*The task*.
Repeat, line for line, the entries printed below.

Data items:
»»

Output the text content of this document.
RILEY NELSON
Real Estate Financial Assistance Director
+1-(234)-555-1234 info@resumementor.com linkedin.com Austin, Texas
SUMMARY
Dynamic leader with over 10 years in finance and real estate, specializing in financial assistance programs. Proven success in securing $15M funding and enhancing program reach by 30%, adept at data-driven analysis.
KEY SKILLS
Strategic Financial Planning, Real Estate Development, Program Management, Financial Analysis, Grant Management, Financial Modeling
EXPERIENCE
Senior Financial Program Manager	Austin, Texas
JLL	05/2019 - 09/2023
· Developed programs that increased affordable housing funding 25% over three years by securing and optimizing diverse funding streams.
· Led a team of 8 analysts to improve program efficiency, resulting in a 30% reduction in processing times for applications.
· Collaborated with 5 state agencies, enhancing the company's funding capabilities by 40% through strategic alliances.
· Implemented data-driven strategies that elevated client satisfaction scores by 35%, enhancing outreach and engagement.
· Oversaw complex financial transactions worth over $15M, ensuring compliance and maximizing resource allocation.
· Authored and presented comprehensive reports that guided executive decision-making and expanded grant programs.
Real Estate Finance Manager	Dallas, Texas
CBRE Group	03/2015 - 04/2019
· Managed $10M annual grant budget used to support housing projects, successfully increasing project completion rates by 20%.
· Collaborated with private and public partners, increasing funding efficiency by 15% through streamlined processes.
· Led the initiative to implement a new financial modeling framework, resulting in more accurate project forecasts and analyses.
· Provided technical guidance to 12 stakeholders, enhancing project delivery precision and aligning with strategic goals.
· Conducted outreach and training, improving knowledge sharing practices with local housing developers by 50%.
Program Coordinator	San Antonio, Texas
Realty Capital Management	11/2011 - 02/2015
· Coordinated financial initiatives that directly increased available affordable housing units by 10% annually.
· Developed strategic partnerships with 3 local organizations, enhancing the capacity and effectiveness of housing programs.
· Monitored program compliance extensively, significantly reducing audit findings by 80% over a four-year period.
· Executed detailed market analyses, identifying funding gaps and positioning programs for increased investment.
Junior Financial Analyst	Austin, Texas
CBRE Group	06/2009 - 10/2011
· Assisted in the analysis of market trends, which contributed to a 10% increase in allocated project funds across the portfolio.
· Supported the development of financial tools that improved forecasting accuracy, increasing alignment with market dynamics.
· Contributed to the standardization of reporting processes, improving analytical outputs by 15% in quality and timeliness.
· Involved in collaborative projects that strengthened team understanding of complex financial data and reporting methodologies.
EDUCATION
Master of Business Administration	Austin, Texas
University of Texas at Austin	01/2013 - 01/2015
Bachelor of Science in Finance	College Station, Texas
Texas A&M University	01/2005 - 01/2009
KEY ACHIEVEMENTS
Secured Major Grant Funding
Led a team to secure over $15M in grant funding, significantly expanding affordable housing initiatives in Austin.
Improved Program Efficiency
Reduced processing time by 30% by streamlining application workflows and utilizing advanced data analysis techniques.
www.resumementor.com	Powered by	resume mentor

««

*Finished exercise*.
Output the text content of this document.
RILEY NELSON
Real Estate Financial Assistance Director
+1-(234)-555-1234 info@resumementor.com linkedin.com Austin, Texas
SUMMARY
Dynamic leader with over 10 years in finance and real estate, specializing in financial assistance programs. Proven success in securing $15M funding and enhancing program reach by 30%, adept at data-driven analysis.
KEY SKILLS
Strategic Financial Planning, Real Estate Development, Program Management, Financial Analysis, Grant Management, Financial Modeling
EXPERIENCE
Senior Financial Program Manager	Austin, Texas
JLL	05/2019 - 09/2023
· Developed programs that increased affordable housing funding 25% over three years by securing and optimizing diverse funding streams.
· Led a team of 8 analysts to improve program efficiency, resulting in a 30% reduction in processing times for applications.
· Collaborated with 5 state agencies, enhancing the company's funding capabilities by 40% through strategic alliances.
· Implemented data-driven strategies that elevated client satisfaction scores by 35%, enhancing outreach and engagement.
· Oversaw complex financial transactions worth over $15M, ensuring compliance and maximizing resource allocation.
· Authored and presented comprehensive reports that guided executive decision-making and expanded grant programs.
Real Estate Finance Manager	Dallas, Texas
CBRE Group	03/2015 - 04/2019
· Managed $10M annual grant budget used to support housing projects, successfully increasing project completion rates by 20%.
· Collaborated with private and public partners, increasing funding efficiency by 15% through streamlined processes.
· Led the initiative to implement a new financial modeling framework, resulting in more accurate project forecasts and analyses.
· Provided technical guidance to 12 stakeholders, enhancing project delivery precision and aligning with strategic goals.
· Conducted outreach and training, improving knowledge sharing practices with local housing developers by 50%.
Program Coordinator	San Antonio, Texas
Realty Capital Management	11/2011 - 02/2015
· Coordinated financial initiatives that directly increased available affordable housing units by 10% annually.
· Developed strategic partnerships with 3 local organizations, enhancing the capacity and effectiveness of housing programs.
· Monitored program compliance extensively, significantly reducing audit findings by 80% over a four-year period.
· Executed detailed market analyses, identifying funding gaps and positioning programs for increased investment.
Junior Financial Analyst	Austin, Texas
CBRE Group	06/2009 - 10/2011
· Assisted in the analysis of market trends, which contributed to a 10% increase in allocated project funds across the portfolio.
· Supported the development of financial tools that improved forecasting accuracy, increasing alignment with market dynamics.
· Contributed to the standardization of reporting processes, improving analytical outputs by 15% in quality and timeliness.
· Involved in collaborative projects that strengthened team understanding of complex financial data and reporting methodologies.
EDUCATION
Master of Business Administration	Austin, Texas
University of Texas at Austin	01/2013 - 01/2015
Bachelor of Science in Finance	College Station, Texas
Texas A&M University	01/2005 - 01/2009
KEY ACHIEVEMENTS
Secured Major Grant Funding
Led a team to secure over $15M in grant funding, significantly expanding affordable housing initiatives in Austin.
Improved Program Efficiency
Reduced processing time by 30% by streamlining application workflows and utilizing advanced data analysis techniques.
www.resumementor.com	Powered by	resume mentor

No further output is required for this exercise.